-- Begin TASK INPUT --
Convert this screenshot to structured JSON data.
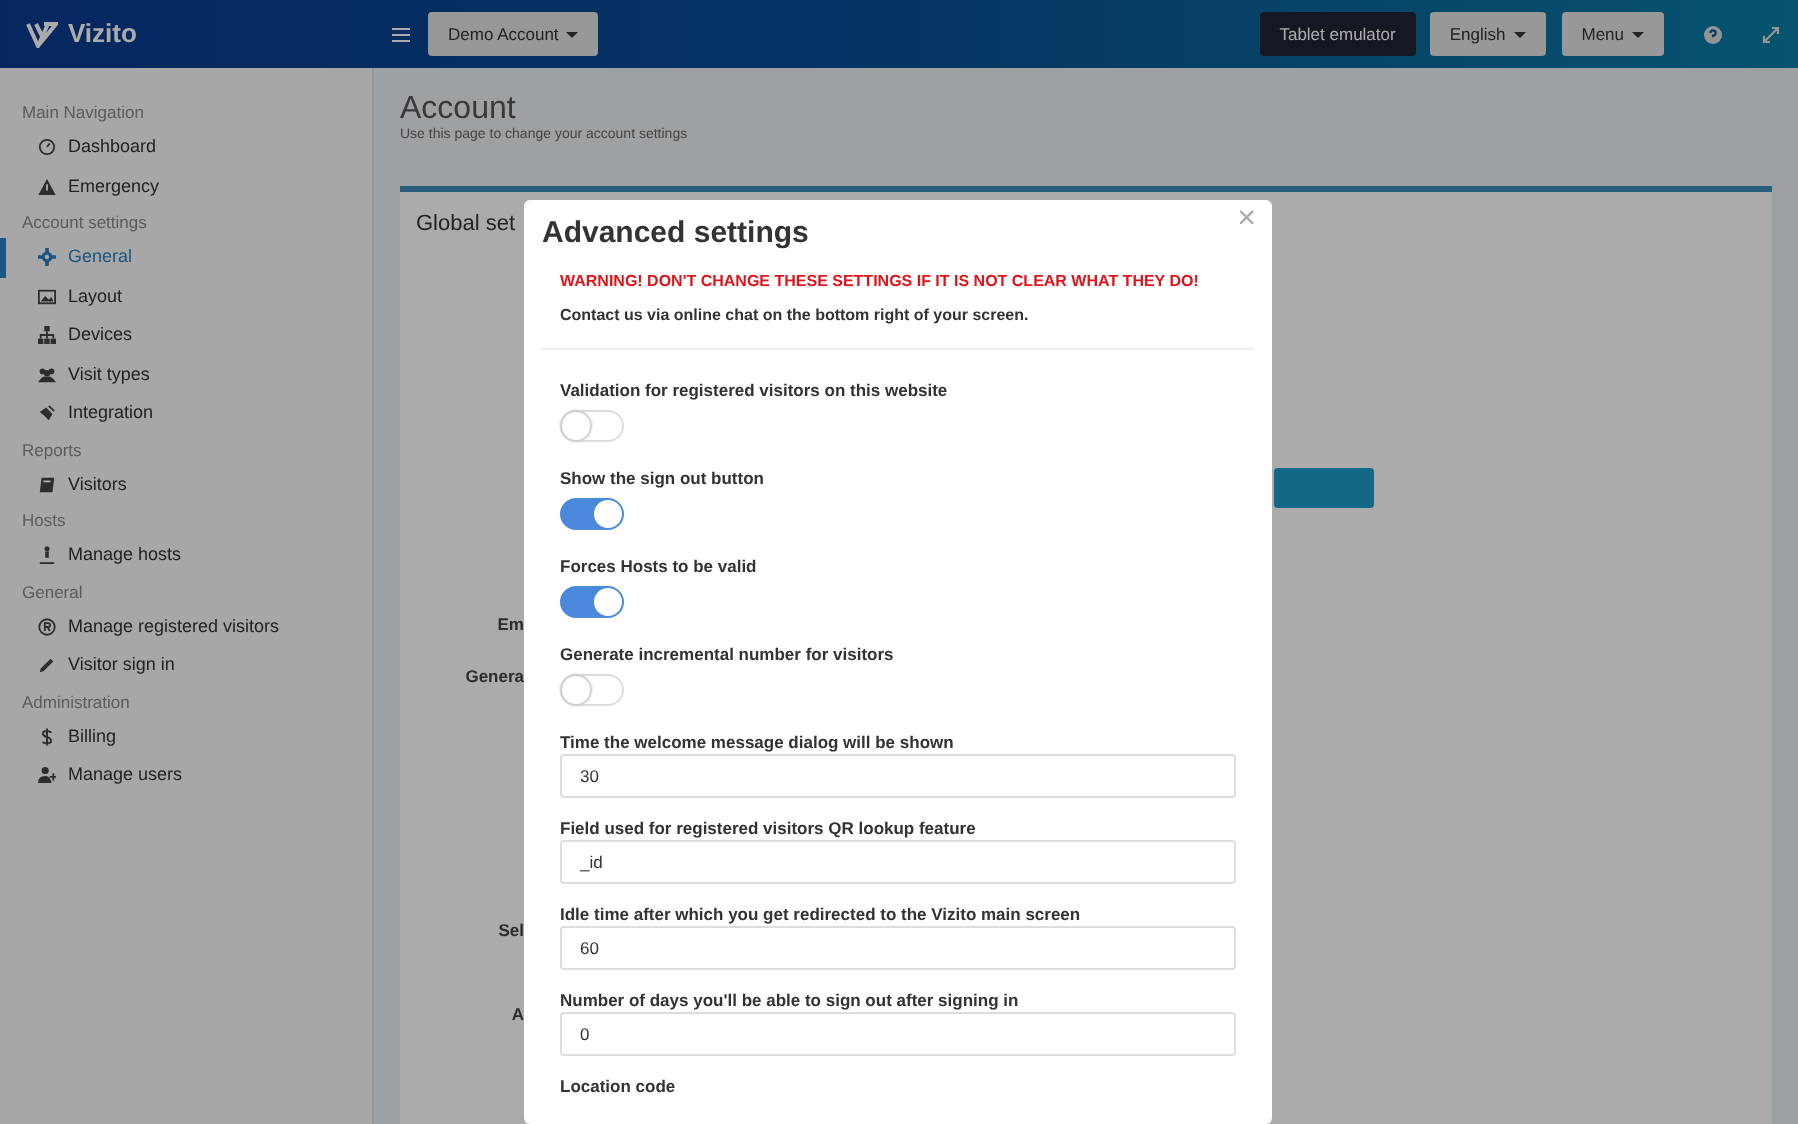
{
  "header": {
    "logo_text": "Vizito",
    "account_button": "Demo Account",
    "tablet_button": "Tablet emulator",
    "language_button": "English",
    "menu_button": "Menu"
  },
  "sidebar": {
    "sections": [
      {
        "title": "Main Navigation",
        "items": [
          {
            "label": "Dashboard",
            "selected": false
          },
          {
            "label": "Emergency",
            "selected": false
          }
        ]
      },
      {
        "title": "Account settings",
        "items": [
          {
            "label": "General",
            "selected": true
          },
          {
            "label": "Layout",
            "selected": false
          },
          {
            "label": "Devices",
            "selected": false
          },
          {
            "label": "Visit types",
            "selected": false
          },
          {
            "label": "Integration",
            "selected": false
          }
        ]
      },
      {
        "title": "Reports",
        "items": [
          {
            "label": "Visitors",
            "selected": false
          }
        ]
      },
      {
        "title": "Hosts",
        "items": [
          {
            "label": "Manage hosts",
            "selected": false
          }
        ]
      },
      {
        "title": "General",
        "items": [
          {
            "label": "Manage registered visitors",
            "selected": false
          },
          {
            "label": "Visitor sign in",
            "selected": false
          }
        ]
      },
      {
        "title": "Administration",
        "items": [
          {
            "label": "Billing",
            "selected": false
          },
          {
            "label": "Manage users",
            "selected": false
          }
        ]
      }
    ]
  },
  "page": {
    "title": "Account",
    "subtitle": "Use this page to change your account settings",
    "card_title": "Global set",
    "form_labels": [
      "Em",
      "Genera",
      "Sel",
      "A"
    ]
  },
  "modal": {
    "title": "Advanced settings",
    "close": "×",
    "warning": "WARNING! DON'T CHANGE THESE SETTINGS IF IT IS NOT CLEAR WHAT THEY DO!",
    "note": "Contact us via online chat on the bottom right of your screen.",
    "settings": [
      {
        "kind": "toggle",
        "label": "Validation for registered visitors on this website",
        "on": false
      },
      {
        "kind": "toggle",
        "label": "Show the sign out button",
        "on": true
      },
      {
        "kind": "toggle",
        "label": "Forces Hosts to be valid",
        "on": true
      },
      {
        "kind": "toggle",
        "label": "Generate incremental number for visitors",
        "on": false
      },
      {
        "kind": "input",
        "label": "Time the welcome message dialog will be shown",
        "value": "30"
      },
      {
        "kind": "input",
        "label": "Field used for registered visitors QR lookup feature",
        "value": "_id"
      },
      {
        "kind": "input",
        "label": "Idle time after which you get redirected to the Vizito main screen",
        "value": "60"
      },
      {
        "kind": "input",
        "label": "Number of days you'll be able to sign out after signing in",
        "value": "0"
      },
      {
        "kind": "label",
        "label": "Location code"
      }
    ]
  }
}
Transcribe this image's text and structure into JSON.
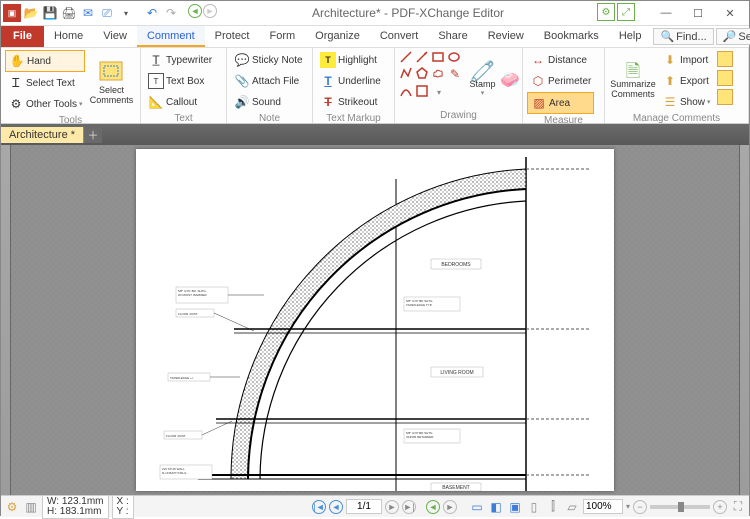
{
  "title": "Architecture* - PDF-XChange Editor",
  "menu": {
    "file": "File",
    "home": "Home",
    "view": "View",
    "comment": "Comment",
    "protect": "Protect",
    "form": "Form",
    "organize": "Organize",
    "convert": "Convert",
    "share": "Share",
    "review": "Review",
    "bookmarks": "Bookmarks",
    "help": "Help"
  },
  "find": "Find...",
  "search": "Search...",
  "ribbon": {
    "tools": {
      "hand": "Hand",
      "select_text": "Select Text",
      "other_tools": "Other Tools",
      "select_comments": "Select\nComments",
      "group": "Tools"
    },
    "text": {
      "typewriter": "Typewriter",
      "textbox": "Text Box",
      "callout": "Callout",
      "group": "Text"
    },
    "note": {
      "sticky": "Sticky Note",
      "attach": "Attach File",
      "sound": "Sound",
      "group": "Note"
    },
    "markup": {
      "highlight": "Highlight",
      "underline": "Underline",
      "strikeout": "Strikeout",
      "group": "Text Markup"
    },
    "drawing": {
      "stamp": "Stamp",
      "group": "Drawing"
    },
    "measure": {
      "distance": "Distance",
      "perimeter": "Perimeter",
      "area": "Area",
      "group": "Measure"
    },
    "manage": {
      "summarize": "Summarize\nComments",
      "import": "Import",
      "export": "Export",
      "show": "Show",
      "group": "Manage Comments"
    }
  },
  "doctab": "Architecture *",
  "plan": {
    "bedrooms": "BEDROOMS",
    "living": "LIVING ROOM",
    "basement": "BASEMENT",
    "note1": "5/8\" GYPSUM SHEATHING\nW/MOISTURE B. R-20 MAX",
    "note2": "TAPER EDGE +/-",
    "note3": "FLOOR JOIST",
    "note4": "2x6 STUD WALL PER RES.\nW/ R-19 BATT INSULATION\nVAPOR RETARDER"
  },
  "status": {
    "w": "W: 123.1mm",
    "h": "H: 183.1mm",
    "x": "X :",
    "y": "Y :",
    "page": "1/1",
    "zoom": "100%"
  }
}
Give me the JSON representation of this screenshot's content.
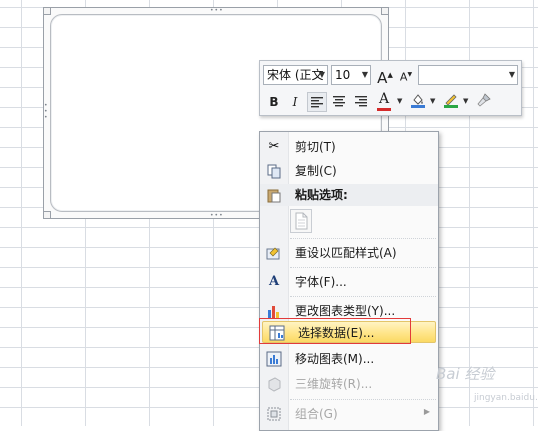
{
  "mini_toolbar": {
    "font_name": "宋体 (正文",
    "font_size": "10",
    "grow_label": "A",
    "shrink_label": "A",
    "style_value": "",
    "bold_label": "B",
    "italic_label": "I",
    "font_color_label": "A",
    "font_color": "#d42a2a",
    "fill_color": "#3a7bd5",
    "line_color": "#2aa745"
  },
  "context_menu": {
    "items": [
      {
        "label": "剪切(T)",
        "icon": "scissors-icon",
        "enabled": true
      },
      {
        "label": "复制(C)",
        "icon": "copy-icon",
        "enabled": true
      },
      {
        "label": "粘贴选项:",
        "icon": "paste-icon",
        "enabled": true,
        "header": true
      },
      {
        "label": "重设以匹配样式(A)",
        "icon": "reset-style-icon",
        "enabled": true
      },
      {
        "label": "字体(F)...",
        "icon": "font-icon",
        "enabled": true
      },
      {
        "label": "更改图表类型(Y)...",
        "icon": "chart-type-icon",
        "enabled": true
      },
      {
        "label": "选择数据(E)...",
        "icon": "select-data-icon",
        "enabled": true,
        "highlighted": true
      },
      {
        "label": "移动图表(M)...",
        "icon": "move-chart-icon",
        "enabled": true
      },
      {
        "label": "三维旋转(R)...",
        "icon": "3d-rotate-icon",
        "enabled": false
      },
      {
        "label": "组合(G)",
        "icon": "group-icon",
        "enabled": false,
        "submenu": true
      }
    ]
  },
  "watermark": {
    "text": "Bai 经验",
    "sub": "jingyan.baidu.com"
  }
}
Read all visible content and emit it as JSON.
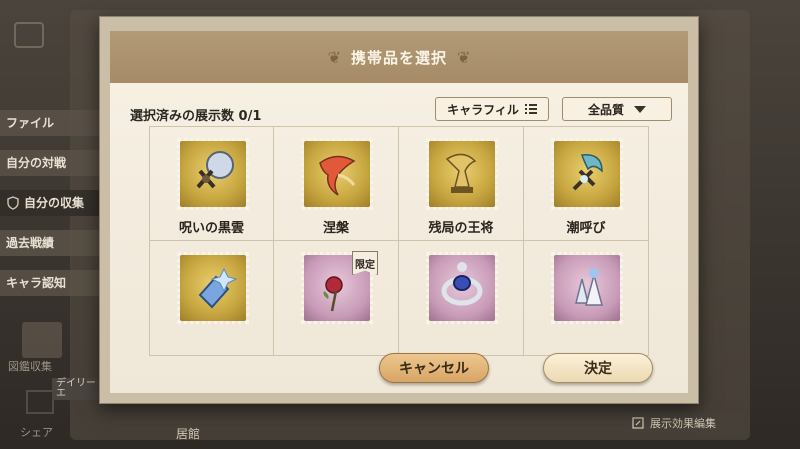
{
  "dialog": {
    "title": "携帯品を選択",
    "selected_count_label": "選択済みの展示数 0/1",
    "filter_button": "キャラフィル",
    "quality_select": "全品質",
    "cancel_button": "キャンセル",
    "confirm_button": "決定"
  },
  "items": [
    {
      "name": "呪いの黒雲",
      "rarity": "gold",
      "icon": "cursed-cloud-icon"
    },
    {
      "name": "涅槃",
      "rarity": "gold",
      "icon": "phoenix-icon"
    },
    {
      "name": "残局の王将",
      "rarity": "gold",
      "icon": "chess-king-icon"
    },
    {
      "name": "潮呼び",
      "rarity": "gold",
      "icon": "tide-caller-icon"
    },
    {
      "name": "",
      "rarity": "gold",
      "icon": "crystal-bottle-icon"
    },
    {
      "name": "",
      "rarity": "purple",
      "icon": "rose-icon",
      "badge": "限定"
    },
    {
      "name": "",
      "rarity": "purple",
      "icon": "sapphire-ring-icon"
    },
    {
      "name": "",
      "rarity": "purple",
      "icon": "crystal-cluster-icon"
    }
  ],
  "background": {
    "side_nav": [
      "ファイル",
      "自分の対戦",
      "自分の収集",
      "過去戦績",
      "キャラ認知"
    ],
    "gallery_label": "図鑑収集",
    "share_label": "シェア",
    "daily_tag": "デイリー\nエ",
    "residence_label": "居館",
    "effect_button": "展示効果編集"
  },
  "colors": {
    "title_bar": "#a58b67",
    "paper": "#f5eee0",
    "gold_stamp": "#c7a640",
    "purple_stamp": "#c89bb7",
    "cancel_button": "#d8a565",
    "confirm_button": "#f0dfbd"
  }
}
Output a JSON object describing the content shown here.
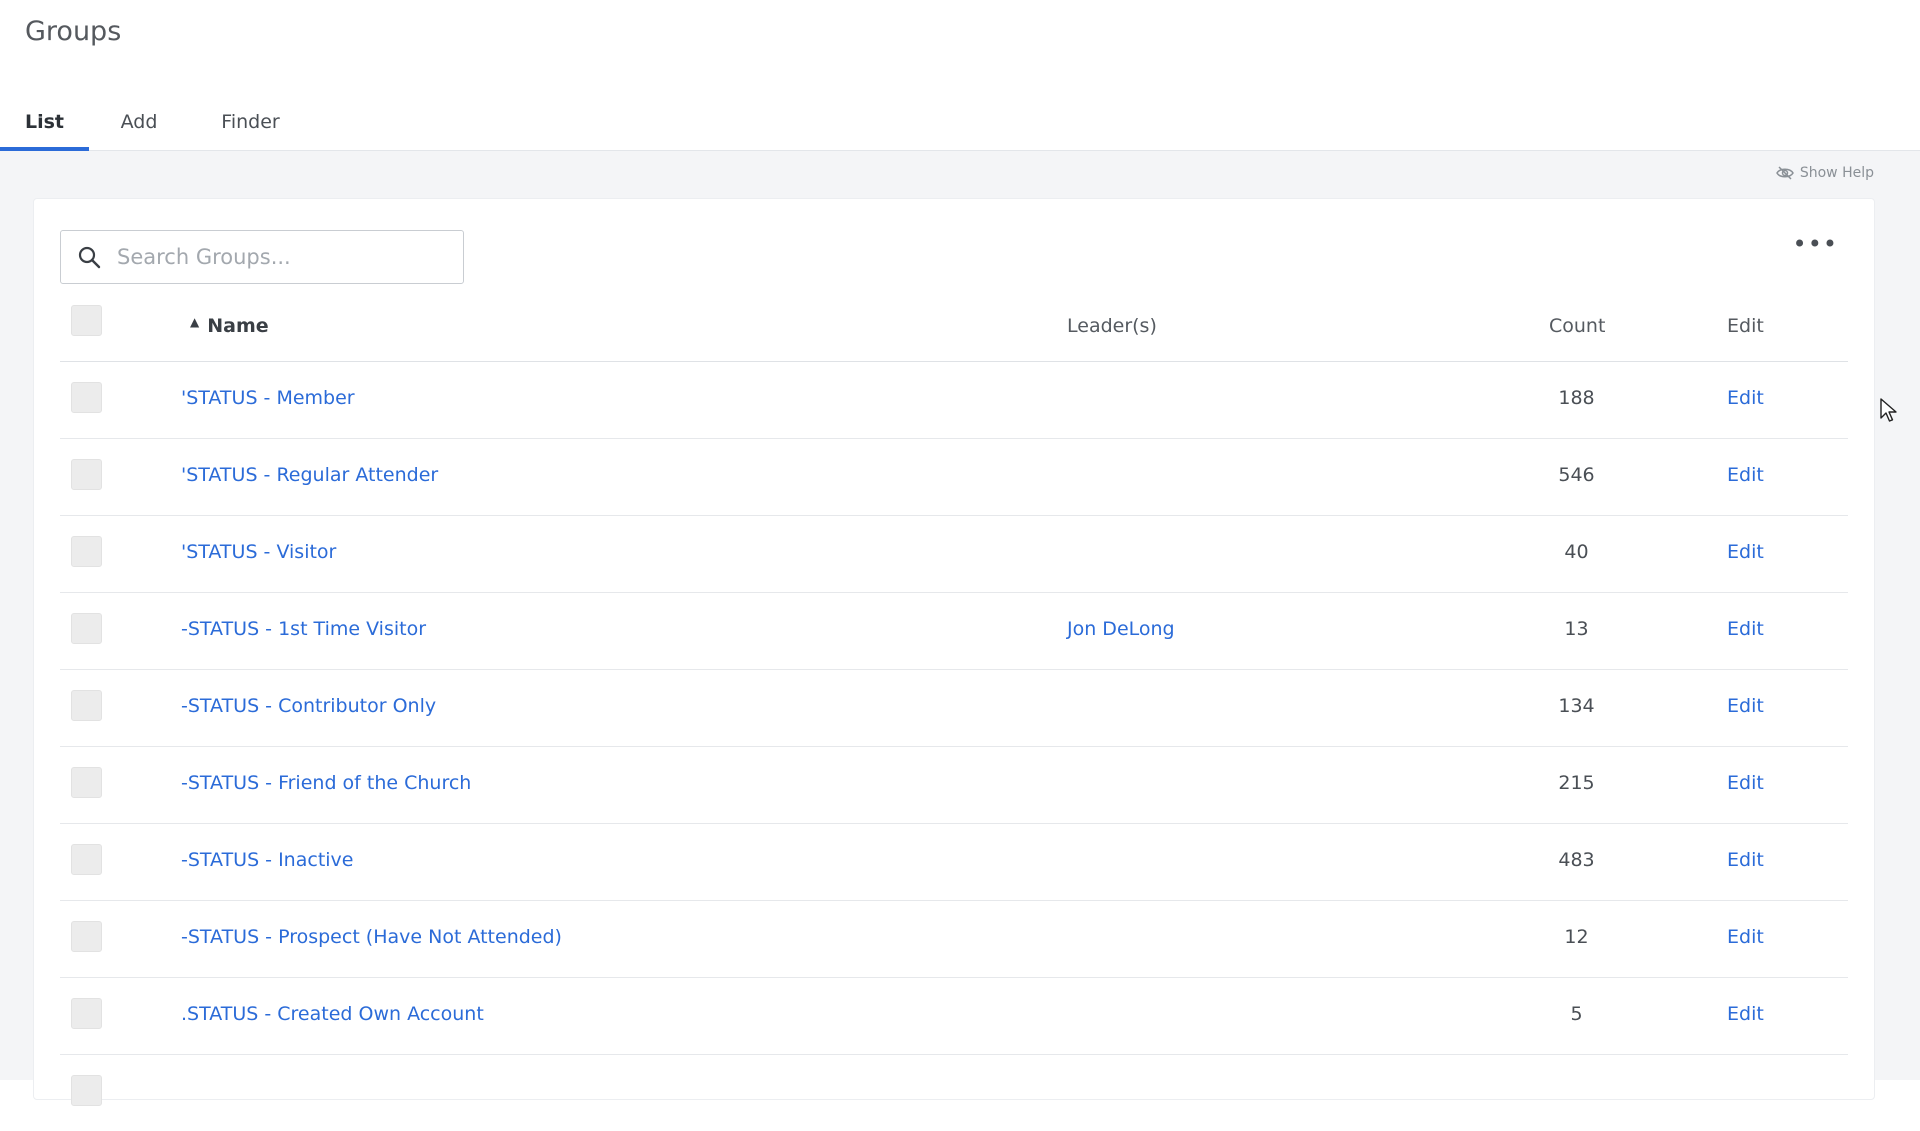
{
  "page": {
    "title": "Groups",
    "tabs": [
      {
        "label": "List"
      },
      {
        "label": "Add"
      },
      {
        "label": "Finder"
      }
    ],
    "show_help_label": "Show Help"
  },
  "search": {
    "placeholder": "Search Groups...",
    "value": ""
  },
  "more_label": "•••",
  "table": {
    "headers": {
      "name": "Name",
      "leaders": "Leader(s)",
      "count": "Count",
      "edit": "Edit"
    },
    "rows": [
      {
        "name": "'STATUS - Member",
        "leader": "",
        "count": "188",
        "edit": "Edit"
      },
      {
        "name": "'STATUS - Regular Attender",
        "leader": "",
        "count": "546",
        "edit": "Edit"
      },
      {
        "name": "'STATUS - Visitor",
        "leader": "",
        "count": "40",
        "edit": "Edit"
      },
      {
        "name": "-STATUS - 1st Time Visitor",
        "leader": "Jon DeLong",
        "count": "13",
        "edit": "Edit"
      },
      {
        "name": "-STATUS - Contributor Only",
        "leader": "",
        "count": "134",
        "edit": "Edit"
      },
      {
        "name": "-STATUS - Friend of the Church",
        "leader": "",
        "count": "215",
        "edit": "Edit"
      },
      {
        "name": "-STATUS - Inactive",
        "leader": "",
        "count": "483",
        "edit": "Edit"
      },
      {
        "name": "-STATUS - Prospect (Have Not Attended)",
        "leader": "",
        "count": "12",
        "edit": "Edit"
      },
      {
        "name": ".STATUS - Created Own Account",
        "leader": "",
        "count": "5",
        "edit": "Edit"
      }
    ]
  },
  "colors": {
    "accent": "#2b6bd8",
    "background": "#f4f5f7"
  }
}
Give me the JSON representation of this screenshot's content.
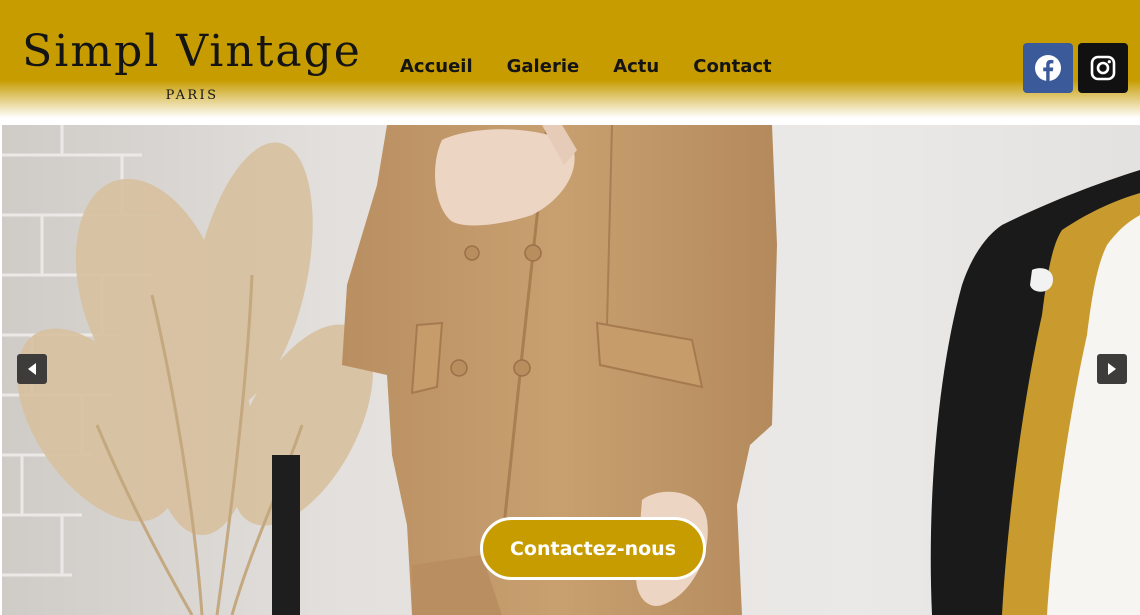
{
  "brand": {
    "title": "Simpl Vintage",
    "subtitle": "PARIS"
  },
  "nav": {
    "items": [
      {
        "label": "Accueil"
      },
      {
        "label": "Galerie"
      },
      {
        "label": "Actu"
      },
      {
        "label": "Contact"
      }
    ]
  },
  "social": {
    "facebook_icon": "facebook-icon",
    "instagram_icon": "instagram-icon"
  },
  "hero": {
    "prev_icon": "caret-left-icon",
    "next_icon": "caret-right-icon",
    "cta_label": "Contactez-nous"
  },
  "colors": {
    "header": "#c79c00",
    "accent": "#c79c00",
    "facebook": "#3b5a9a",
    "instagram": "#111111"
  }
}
-- End TASK INPUT --
*WHAT YOU SHOULD DO:* Pull out all lines from the entries above that include the word "facebook".

*RESULT FOR THIS EXERCISE:*
    "facebook_icon": "facebook-icon",
    "facebook": "#3b5a9a",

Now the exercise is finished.